━━ Data excerpts

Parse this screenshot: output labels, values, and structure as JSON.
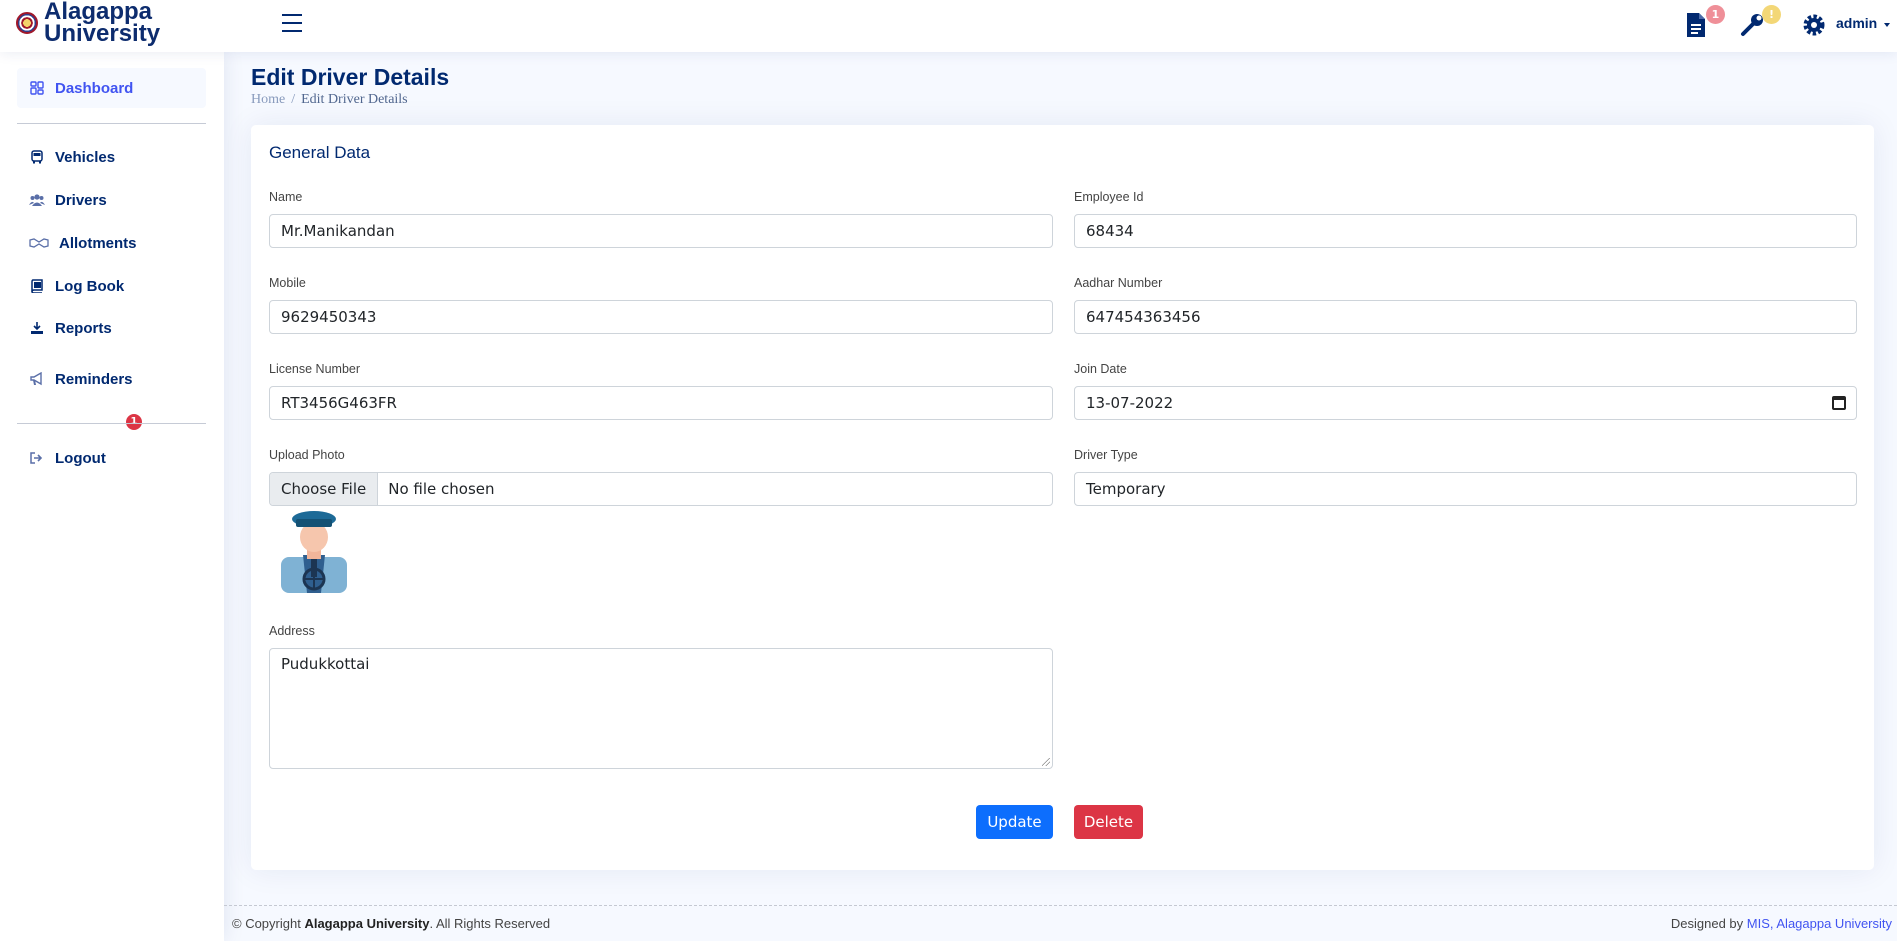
{
  "header": {
    "brand_line1": "Alagappa",
    "brand_line2": "University",
    "notes_count": "1",
    "tools_count": "!",
    "user": "admin"
  },
  "sidebar": {
    "items": [
      {
        "label": "Dashboard",
        "icon": "grid-icon",
        "active": true
      },
      {
        "label": "Vehicles",
        "icon": "bus-icon"
      },
      {
        "label": "Drivers",
        "icon": "people-icon"
      },
      {
        "label": "Allotments",
        "icon": "handshake-icon"
      },
      {
        "label": "Log Book",
        "icon": "book-icon"
      },
      {
        "label": "Reports",
        "icon": "download-icon"
      },
      {
        "label": "Reminders",
        "icon": "megaphone-icon",
        "badge": "1"
      },
      {
        "label": "Logout",
        "icon": "logout-icon"
      }
    ]
  },
  "page": {
    "title": "Edit Driver Details",
    "breadcrumb_home": "Home",
    "breadcrumb_sep": "/",
    "breadcrumb_current": "Edit Driver Details"
  },
  "form": {
    "card_title": "General Data",
    "name_label": "Name",
    "name_value": "Mr.Manikandan",
    "employee_id_label": "Employee Id",
    "employee_id_value": "68434",
    "mobile_label": "Mobile",
    "mobile_value": "9629450343",
    "aadhar_label": "Aadhar Number",
    "aadhar_value": "647454363456",
    "license_label": "License Number",
    "license_value": "RT3456G463FR",
    "join_date_label": "Join Date",
    "join_date_value": "13-07-2022",
    "photo_label": "Upload Photo",
    "photo_button": "Choose File",
    "photo_status": "No file chosen",
    "driver_type_label": "Driver Type",
    "driver_type_value": "Temporary",
    "address_label": "Address",
    "address_value": "Pudukkottai",
    "update_button": "Update",
    "delete_button": "Delete"
  },
  "footer": {
    "copyright_prefix": "© Copyright ",
    "copyright_org": "Alagappa University",
    "copyright_suffix": ". All Rights Reserved",
    "designed_prefix": "Designed by ",
    "designed_link": "MIS, Alagappa University"
  },
  "colors": {
    "primary": "#0d6efd",
    "danger": "#dc3545",
    "navy": "#012970",
    "accent": "#4154f1"
  }
}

━━━━

■ Stated task ■
Identify and extract each line of the listing that contains "Details".

■ Answer ■
    "title": "Edit Driver Details",
    "breadcrumb_current": "Edit Driver Details"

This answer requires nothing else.